====== Provided material ======

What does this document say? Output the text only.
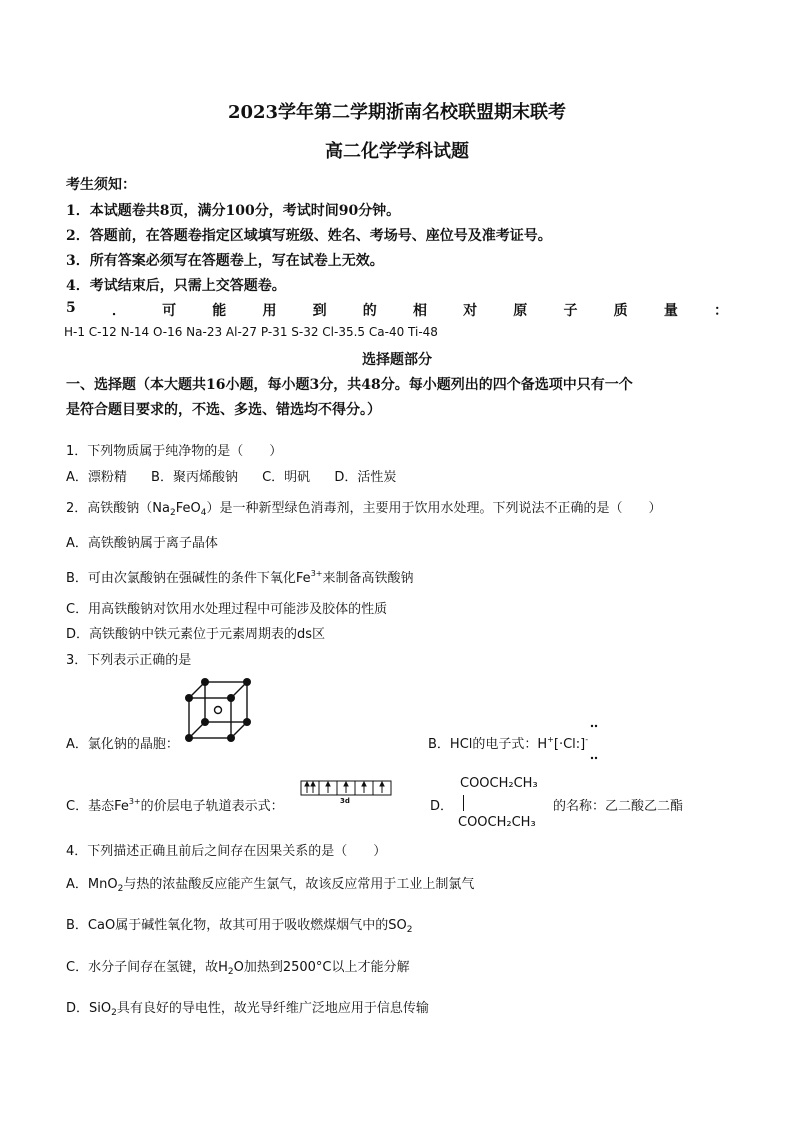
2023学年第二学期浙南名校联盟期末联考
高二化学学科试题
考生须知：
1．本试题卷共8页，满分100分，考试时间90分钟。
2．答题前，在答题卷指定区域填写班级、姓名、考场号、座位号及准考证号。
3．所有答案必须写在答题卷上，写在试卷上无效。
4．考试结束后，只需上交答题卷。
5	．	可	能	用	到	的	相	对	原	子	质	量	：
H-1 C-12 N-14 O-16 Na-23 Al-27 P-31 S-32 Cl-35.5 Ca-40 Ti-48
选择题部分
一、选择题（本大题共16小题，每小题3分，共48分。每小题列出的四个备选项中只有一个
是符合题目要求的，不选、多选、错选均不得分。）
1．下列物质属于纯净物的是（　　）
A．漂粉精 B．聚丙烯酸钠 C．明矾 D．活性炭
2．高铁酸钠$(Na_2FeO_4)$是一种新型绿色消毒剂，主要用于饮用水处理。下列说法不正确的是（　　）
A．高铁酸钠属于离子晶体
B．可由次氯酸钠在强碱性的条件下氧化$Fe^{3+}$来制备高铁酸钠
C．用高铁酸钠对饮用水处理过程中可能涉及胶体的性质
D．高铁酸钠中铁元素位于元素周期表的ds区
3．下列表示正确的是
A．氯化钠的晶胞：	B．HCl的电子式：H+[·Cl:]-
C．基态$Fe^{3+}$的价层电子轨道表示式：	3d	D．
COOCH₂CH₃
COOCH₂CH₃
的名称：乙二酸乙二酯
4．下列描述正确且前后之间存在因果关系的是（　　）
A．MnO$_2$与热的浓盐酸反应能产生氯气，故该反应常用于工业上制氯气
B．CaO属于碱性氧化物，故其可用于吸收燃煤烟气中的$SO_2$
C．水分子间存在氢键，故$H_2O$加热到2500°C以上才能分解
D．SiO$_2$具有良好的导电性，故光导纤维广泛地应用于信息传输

======

> **Exercise details**
Retype each record exactly as it stands, but do not include the pictures.

> **Result below**
What does this document say? Output the text only.
2023学年第二学期浙南名校联盟期末联考
高二化学学科试题
考生须知：
1．本试题卷共8页，满分100分，考试时间90分钟。
2．答题前，在答题卷指定区域填写班级、姓名、考场号、座位号及准考证号。
3．所有答案必须写在答题卷上，写在试卷上无效。
4．考试结束后，只需上交答题卷。
5	．	可	能	用	到	的	相	对	原	子	质	量	：
H-1 C-12 N-14 O-16 Na-23 Al-27 P-31 S-32 Cl-35.5 Ca-40 Ti-48
选择题部分
一、选择题（本大题共16小题，每小题3分，共48分。每小题列出的四个备选项中只有一个
是符合题目要求的，不选、多选、错选均不得分。）
1．下列物质属于纯净物的是（　　）
A．漂粉精 B．聚丙烯酸钠 C．明矾 D．活性炭
2．高铁酸钠$(Na_2FeO_4)$是一种新型绿色消毒剂，主要用于饮用水处理。下列说法不正确的是（　　）
A．高铁酸钠属于离子晶体
B．可由次氯酸钠在强碱性的条件下氧化$Fe^{3+}$来制备高铁酸钠
C．用高铁酸钠对饮用水处理过程中可能涉及胶体的性质
D．高铁酸钠中铁元素位于元素周期表的ds区
3．下列表示正确的是
A．氯化钠的晶胞：	B．HCl的电子式：H+[·Cl:]-
C．基态$Fe^{3+}$的价层电子轨道表示式：	3d	D．
COOCH₂CH₃
COOCH₂CH₃
的名称：乙二酸乙二酯
4．下列描述正确且前后之间存在因果关系的是（　　）
A．MnO$_2$与热的浓盐酸反应能产生氯气，故该反应常用于工业上制氯气
B．CaO属于碱性氧化物，故其可用于吸收燃煤烟气中的$SO_2$
C．水分子间存在氢键，故$H_2O$加热到2500°C以上才能分解
D．SiO$_2$具有良好的导电性，故光导纤维广泛地应用于信息传输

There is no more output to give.